● Problem details
Please pull out every line that includes the string "content".

● Data to use
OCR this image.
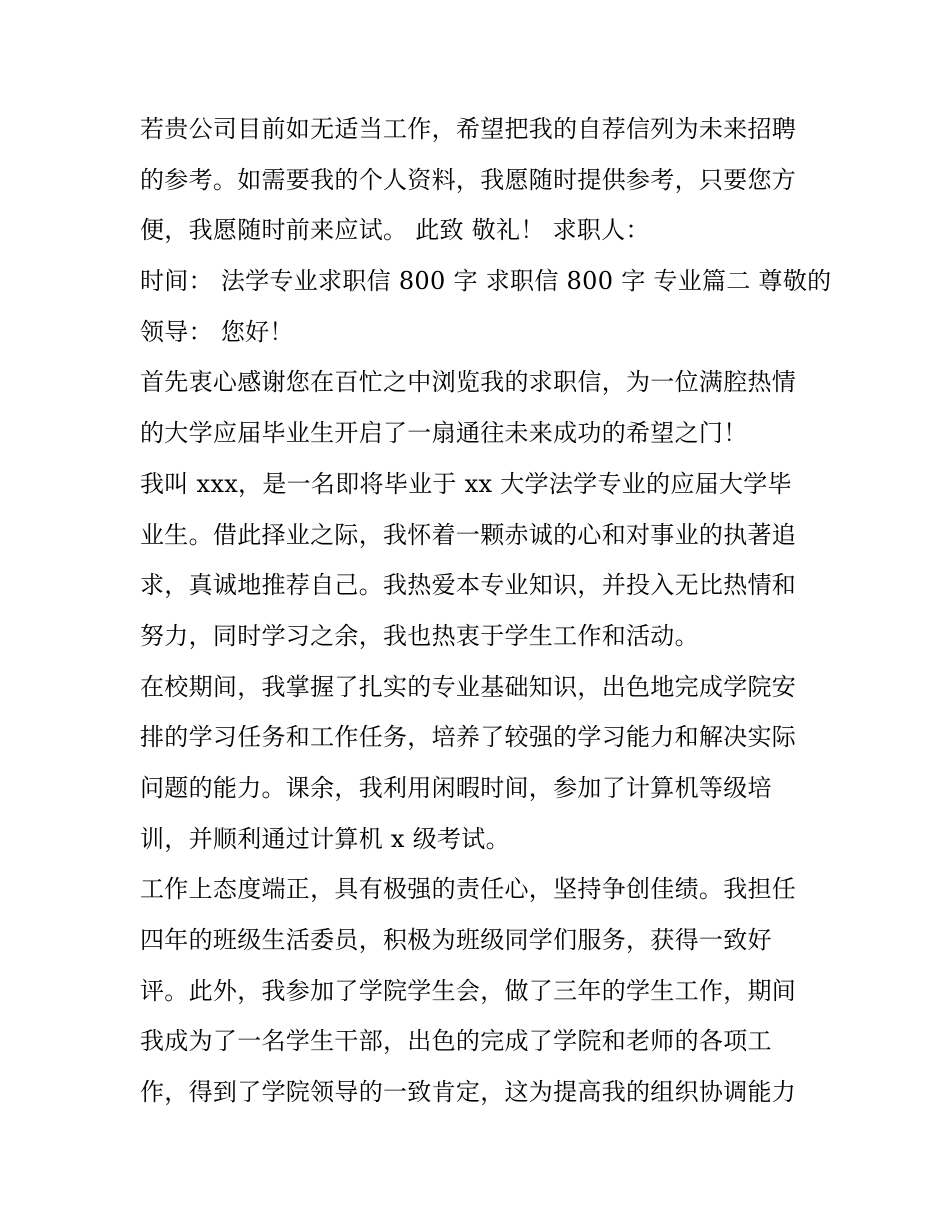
若贵公司目前如无适当工作，希望把我的自荐信列为未来招聘
的参考。如需要我的个人资料，我愿随时提供参考，只要您方
便，我愿随时前来应试。 此致 敬礼！ 求职人：
时间： 法学专业求职信 800 字 求职信 800 字 专业篇二 尊敬的
领导： 您好！
首先衷心感谢您在百忙之中浏览我的求职信，为一位满腔热情
的大学应届毕业生开启了一扇通往未来成功的希望之门！
我叫 xxx，是一名即将毕业于 xx 大学法学专业的应届大学毕
业生。借此择业之际，我怀着一颗赤诚的心和对事业的执著追
求，真诚地推荐自己。我热爱本专业知识，并投入无比热情和
努力，同时学习之余，我也热衷于学生工作和活动。
在校期间，我掌握了扎实的专业基础知识，出色地完成学院安
排的学习任务和工作任务，培养了较强的学习能力和解决实际
问题的能力。课余，我利用闲暇时间，参加了计算机等级培
训，并顺利通过计算机 x 级考试。
工作上态度端正，具有极强的责任心，坚持争创佳绩。我担任
四年的班级生活委员，积极为班级同学们服务，获得一致好
评。此外，我参加了学院学生会，做了三年的学生工作，期间
我成为了一名学生干部，出色的完成了学院和老师的各项工
作，得到了学院领导的一致肯定，这为提高我的组织协调能力
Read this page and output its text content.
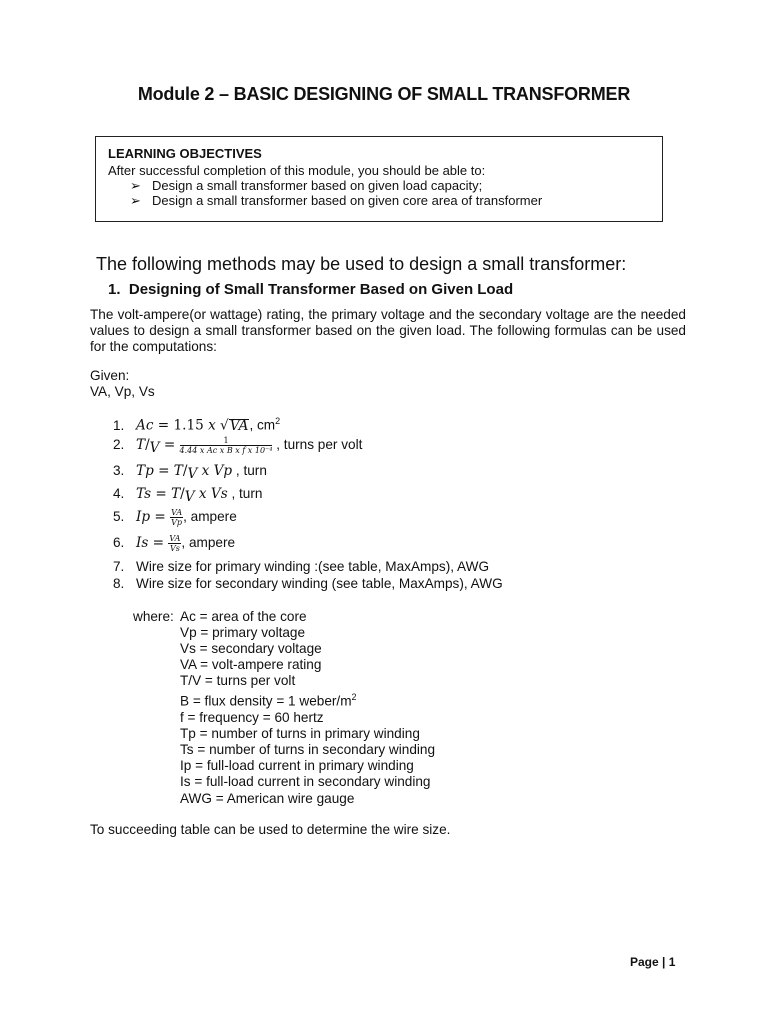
Module 2 – BASIC DESIGNING OF SMALL TRANSFORMER
LEARNING OBJECTIVES
After successful completion of this module, you should be able to:
➢ Design a small transformer based on given load capacity;
➢ Design a small transformer based on given core area of transformer
The following methods may be used to design a small transformer:
1. Designing of Small Transformer Based on Given Load
The volt-ampere(or wattage) rating, the primary voltage and the secondary voltage are the needed values to design a small transformer based on the given load. The following formulas can be used for the computations:
Given:
VA, Vp, Vs
1. Ac = 1.15 x √VA, $cm^2$
2. $T/V = \frac{1}{\text{4.44 x Ac x B x f x 10⁻⁴}}$ , turns per volt
3. Tp = T/V x Vp , turn
4. Ts = T/V x Vs , turn
5. $Ip = \frac{VA}{Vp}$ , ampere
6. $Is = \frac{VA}{Vs}$ , ampere
7. Wire size for primary winding :(see table, MaxAmps), AWG
8. Wire size for secondary winding (see table, MaxAmps), AWG
where: Ac = area of the core
Vp = primary voltage
Vs = secondary voltage
VA = volt-ampere rating
T/V = turns per volt
B = flux density = 1 weber/$m^2$
f = frequency = 60 hertz
Tp = number of turns in primary winding
Ts = number of turns in secondary winding
Ip = full-load current in primary winding
Is = full-load current in secondary winding
AWG = American wire gauge
To succeeding table can be used to determine the wire size.
Page | 1
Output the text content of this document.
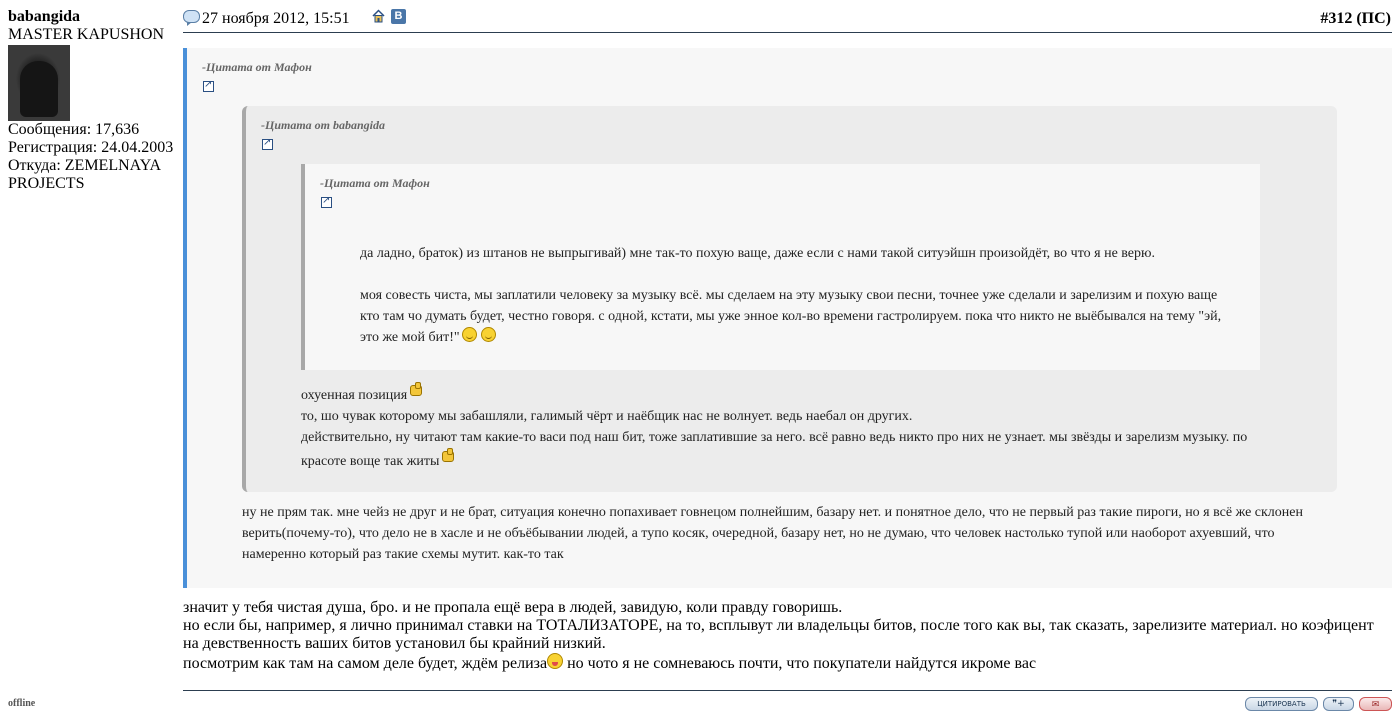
babangida
MASTER KAPUSHON
Сообщения: 17,636
Регистрация: 24.04.2003
Откуда: ZEMELNAYA
PROJECTS
offline
27 ноября 2012, 15:51	В	#312 (ПС)
-Цитата от Мафон
↗
-Цитата от babangida
↗
-Цитата от Мафон
↗
да ладно, браток) из штанов не выпрыгивай) мне так-то похую ваще, даже если с нами такой ситуэйшн произойдёт, во что я не верю.
моя совесть чиста, мы заплатили человеку за музыку всё. мы сделаем на эту музыку свои песни, точнее уже сделали и зарелизим и похую ваще
кто там чо думать будет, честно говоря. с одной, кстати, мы уже энное кол-во времени гастролируем. пока что никто не выёбывался на тему "эй,
это же мой бит!"
охуенная позиция
то, шо чувак которому мы забашляли, галимый чёрт и наёбщик нас не волнует. ведь наебал он других.
действительно, ну читают там какие-то васи под наш бит, тоже заплатившие за него. всё равно ведь никто про них не узнает. мы звёзды и зарелизм музыку. по
красоте вощe так житы
ну не прям так. мне чейз не друг и не брат, ситуация конечно попахивает говнецом полнейшим, базару нет. и понятное дело, что не первый раз такие пироги, но я всё же склонен
верить(почему-то), что дело не в хасле и не объёбывании людей, а тупо косяк, очередной, базару нет, но не думаю, что человек настолько тупой или наоборот ахуевший, что
намеренно который раз такие схемы мутит. как-то так
значит у тебя чистая душа, бро. и не пропала ещё вера в людей, завидую, коли правду говоришь.
но если бы, например, я лично принимал ставки на ТОТАЛИЗАТОРЕ, на то, всплывут ли владельцы битов, после того как вы, так сказать, зарелизите материал. но коэфицент
на девственность ваших битов установил бы крайний низкий.
посмотрим как там на самом деле будет, ждём релиза но чото я не сомневаюсь почти, что покупатели найдутся икроме вас
ЦИТИРОВАТЬ	❞+	✉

● Finished exercise
Read this page and output its text content.
Output the text content of this document.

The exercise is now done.